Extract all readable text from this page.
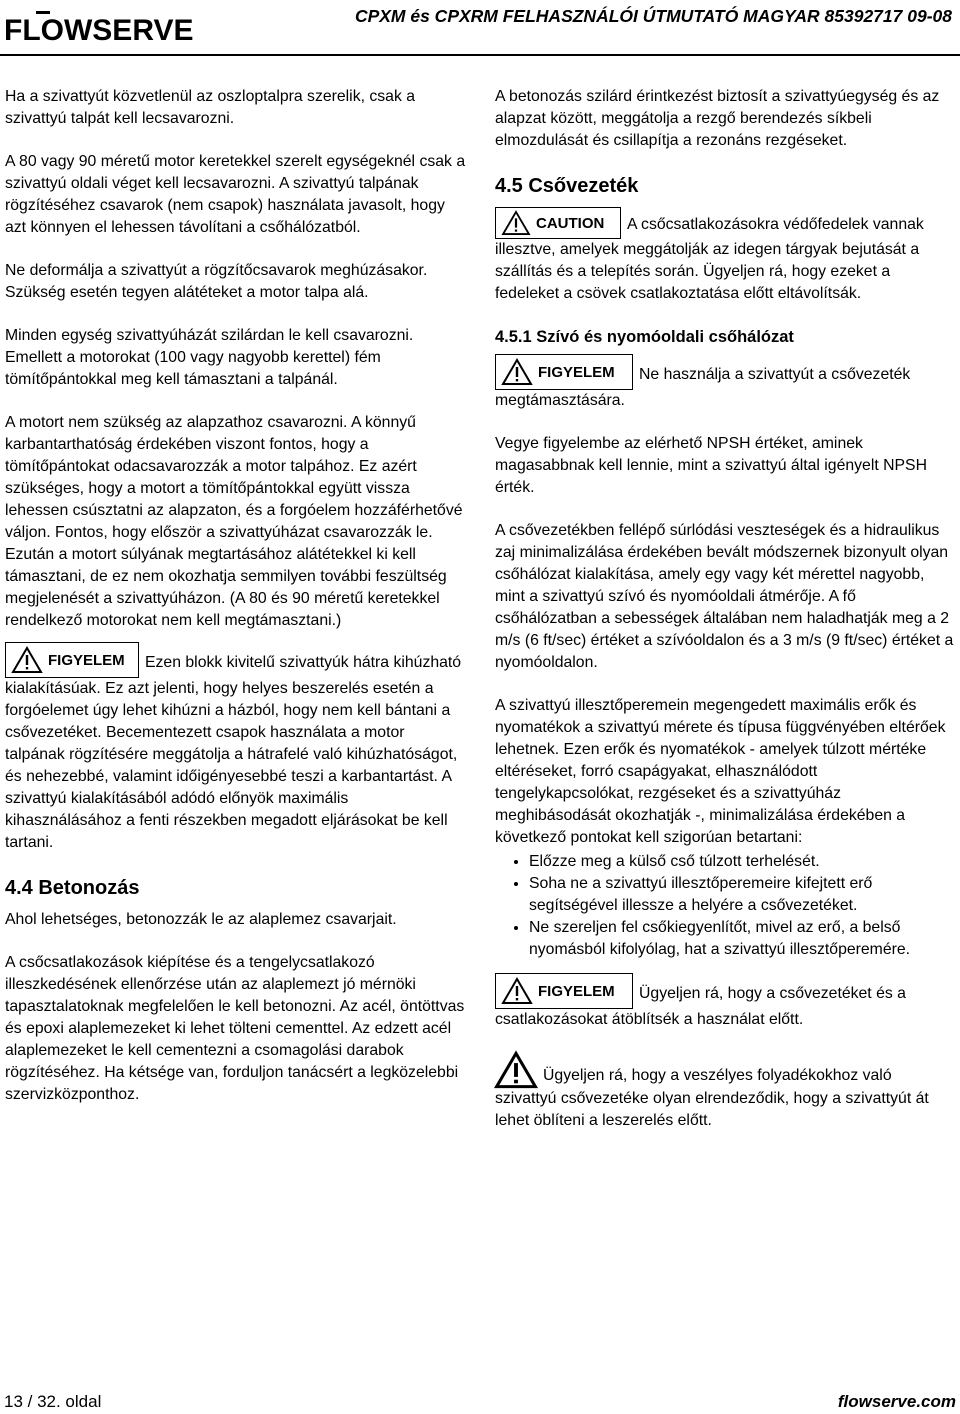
FLOWSERVE	CPXM és CPXRM FELHASZNÁLÓI ÚTMUTATÓ MAGYAR 85392717 09-08

Ha a szivattyút közvetlenül az oszloptalpra szerelik, csak a szivattyú talpát kell lecsavarozni.

A 80 vagy 90 méretű motor keretekkel szerelt egységeknél csak a szivattyú oldali véget kell lecsavarozni. A szivattyú talpának rögzítéséhez csavarok (nem csapok) használata javasolt, hogy azt könnyen el lehessen távolítani a csőhálózatból.

Ne deformálja a szivattyút a rögzítőcsavarok meghúzásakor. Szükség esetén tegyen alátéteket a motor talpa alá.

Minden egység szivattyúházát szilárdan le kell csavarozni. Emellett a motorokat (100 vagy nagyobb kerettel) fém tömítőpántokkal meg kell támasztani a talpánál.

A motort nem szükség az alapzathoz csavarozni. A könnyű karbantarthatóság érdekében viszont fontos, hogy a tömítőpántokat odacsavarozzák a motor talpához. Ez azért szükséges, hogy a motort a tömítőpántokkal együtt vissza lehessen csúsztatni az alapzaton, és a forgóelem hozzáférhetővé váljon. Fontos, hogy először a szivattyúházat csavarozzák le. Ezután a motort súlyának megtartásához alátétekkel ki kell támasztani, de ez nem okozhatja semmilyen további feszültség megjelenését a szivattyúházon. (A 80 és 90 méretű keretekkel rendelkező motorokat nem kell megtámasztani.)

FIGYELEM Ezen blokk kivitelű szivattyúk hátra kihúzható kialakításúak. Ez azt jelenti, hogy helyes beszerelés esetén a forgóelemet úgy lehet kihúzni a házból, hogy nem kell bántani a csővezetéket. Becementezett csapok használata a motor talpának rögzítésére meggátolja a hátrafelé való kihúzhatóságot, és nehezebbé, valamint időigényesebbé teszi a karbantartást. A szivattyú kialakításából adódó előnyök maximális kihasználásához a fenti részekben megadott eljárásokat be kell tartani.

4.4 Betonozás

Ahol lehetséges, betonozzák le az alaplemez csavarjait.

A csőcsatlakozások kiépítése és a tengelycsatlakozó illeszkedésének ellenőrzése után az alaplemezt jó mérnöki tapasztalatoknak megfelelően le kell betonozni. Az acél, öntöttvas és epoxi alaplemezeket ki lehet tölteni cementtel. Az edzett acél alaplemezeket le kell cementezni a csomagolási darabok rögzítéséhez. Ha kétsége van, forduljon tanácsért a legközelebbi szervizközponthoz.

A betonozás szilárd érintkezést biztosít a szivattyúegység és az alapzat között, meggátolja a rezgő berendezés síkbeli elmozdulását és csillapítja a rezonáns rezgéseket.

4.5 Csővezeték

CAUTION A csőcsatlakozásokra védőfedelek vannak illesztve, amelyek meggátolják az idegen tárgyak bejutását a szállítás és a telepítés során. Ügyeljen rá, hogy ezeket a fedeleket a csövek csatlakoztatása előtt eltávolítsák.

4.5.1 Szívó és nyomóoldali csőhálózat

FIGYELEM Ne használja a szivattyút a csővezeték megtámasztására.

Vegye figyelembe az elérhető NPSH értéket, aminek magasabbnak kell lennie, mint a szivattyú által igényelt NPSH érték.

A csővezetékben fellépő súrlódási veszteségek és a hidraulikus zaj minimalizálása érdekében bevált módszernek bizonyult olyan csőhálózat kialakítása, amely egy vagy két mérettel nagyobb, mint a szivattyú szívó és nyomóoldali átmérője. A fő csőhálózatban a sebességek általában nem haladhatják meg a 2 m/s (6 ft/sec) értéket a szívóoldalon és a 3 m/s (9 ft/sec) értéket a nyomóoldalon.

A szivattyú illesztőperemein megengedett maximális erők és nyomatékok a szivattyú mérete és típusa függvényében eltérőek lehetnek. Ezen erők és nyomatékok - amelyek túlzott mértéke eltéréseket, forró csapágyakat, elhasználódott tengelykapcsolókat, rezgéseket és a szivattyúház meghibásodását okozhatják -, minimalizálása érdekében a következő pontokat kell szigorúan betartani:

• Előzze meg a külső cső túlzott terhelését.
• Soha ne a szivattyú illesztőperemeire kifejtett erő segítségével illessze a helyére a csővezetéket.
• Ne szereljen fel csőkiegyenlítőt, mivel az erő, a belső nyomásból kifolyólag, hat a szivattyú illesztőperemére.

FIGYELEM Ügyeljen rá, hogy a csővezetéket és a csatlakozásokat átöblítsék a használat előtt.

Ügyeljen rá, hogy a veszélyes folyadékokhoz való szivattyú csővezetéke olyan elrendeződik, hogy a szivattyút át lehet öblíteni a leszerelés előtt.

13 / 32. oldal	flowserve.com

INSTRUCTIONS FOR THE TASK: Write out the entries above word for word. Do not include the pictures.

RESULT FOR THIS EXERCISE:
Extract all readable text from this page.
FLOWSERVE	CPXM és CPXRM FELHASZNÁLÓI ÚTMUTATÓ MAGYAR 85392717 09-08

Ha a szivattyút közvetlenül az oszloptalpra szerelik, csak a szivattyú talpát kell lecsavarozni.

A 80 vagy 90 méretű motor keretekkel szerelt egységeknél csak a szivattyú oldali véget kell lecsavarozni. A szivattyú talpának rögzítéséhez csavarok (nem csapok) használata javasolt, hogy azt könnyen el lehessen távolítani a csőhálózatból.

Ne deformálja a szivattyút a rögzítőcsavarok meghúzásakor. Szükség esetén tegyen alátéteket a motor talpa alá.

Minden egység szivattyúházát szilárdan le kell csavarozni. Emellett a motorokat (100 vagy nagyobb kerettel) fém tömítőpántokkal meg kell támasztani a talpánál.

A motort nem szükség az alapzathoz csavarozni. A könnyű karbantarthatóság érdekében viszont fontos, hogy a tömítőpántokat odacsavarozzák a motor talpához. Ez azért szükséges, hogy a motort a tömítőpántokkal együtt vissza lehessen csúsztatni az alapzaton, és a forgóelem hozzáférhetővé váljon. Fontos, hogy először a szivattyúházat csavarozzák le. Ezután a motort súlyának megtartásához alátétekkel ki kell támasztani, de ez nem okozhatja semmilyen további feszültség megjelenését a szivattyúházon. (A 80 és 90 méretű keretekkel rendelkező motorokat nem kell megtámasztani.)

FIGYELEM Ezen blokk kivitelű szivattyúk hátra kihúzható kialakításúak. Ez azt jelenti, hogy helyes beszerelés esetén a forgóelemet úgy lehet kihúzni a házból, hogy nem kell bántani a csővezetéket. Becementezett csapok használata a motor talpának rögzítésére meggátolja a hátrafelé való kihúzhatóságot, és nehezebbé, valamint időigényesebbé teszi a karbantartást. A szivattyú kialakításából adódó előnyök maximális kihasználásához a fenti részekben megadott eljárásokat be kell tartani.

4.4 Betonozás

Ahol lehetséges, betonozzák le az alaplemez csavarjait.

A csőcsatlakozások kiépítése és a tengelycsatlakozó illeszkedésének ellenőrzése után az alaplemezt jó mérnöki tapasztalatoknak megfelelően le kell betonozni. Az acél, öntöttvas és epoxi alaplemezeket ki lehet tölteni cementtel. Az edzett acél alaplemezeket le kell cementezni a csomagolási darabok rögzítéséhez. Ha kétsége van, forduljon tanácsért a legközelebbi szervizközponthoz.

A betonozás szilárd érintkezést biztosít a szivattyúegység és az alapzat között, meggátolja a rezgő berendezés síkbeli elmozdulását és csillapítja a rezonáns rezgéseket.

4.5 Csővezeték

CAUTION A csőcsatlakozásokra védőfedelek vannak illesztve, amelyek meggátolják az idegen tárgyak bejutását a szállítás és a telepítés során. Ügyeljen rá, hogy ezeket a fedeleket a csövek csatlakoztatása előtt eltávolítsák.

4.5.1 Szívó és nyomóoldali csőhálózat

FIGYELEM Ne használja a szivattyút a csővezeték megtámasztására.

Vegye figyelembe az elérhető NPSH értéket, aminek magasabbnak kell lennie, mint a szivattyú által igényelt NPSH érték.

A csővezetékben fellépő súrlódási veszteségek és a hidraulikus zaj minimalizálása érdekében bevált módszernek bizonyult olyan csőhálózat kialakítása, amely egy vagy két mérettel nagyobb, mint a szivattyú szívó és nyomóoldali átmérője. A fő csőhálózatban a sebességek általában nem haladhatják meg a 2 m/s (6 ft/sec) értéket a szívóoldalon és a 3 m/s (9 ft/sec) értéket a nyomóoldalon.

A szivattyú illesztőperemein megengedett maximális erők és nyomatékok a szivattyú mérete és típusa függvényében eltérőek lehetnek. Ezen erők és nyomatékok - amelyek túlzott mértéke eltéréseket, forró csapágyakat, elhasználódott tengelykapcsolókat, rezgéseket és a szivattyúház meghibásodását okozhatják -, minimalizálása érdekében a következő pontokat kell szigorúan betartani:

• Előzze meg a külső cső túlzott terhelését.
• Soha ne a szivattyú illesztőperemeire kifejtett erő segítségével illessze a helyére a csővezetéket.
• Ne szereljen fel csőkiegyenlítőt, mivel az erő, a belső nyomásból kifolyólag, hat a szivattyú illesztőperemére.

FIGYELEM Ügyeljen rá, hogy a csővezetéket és a csatlakozásokat átöblítsék a használat előtt.

Ügyeljen rá, hogy a veszélyes folyadékokhoz való szivattyú csővezetéke olyan elrendeződik, hogy a szivattyút át lehet öblíteni a leszerelés előtt.

13 / 32. oldal	flowserve.com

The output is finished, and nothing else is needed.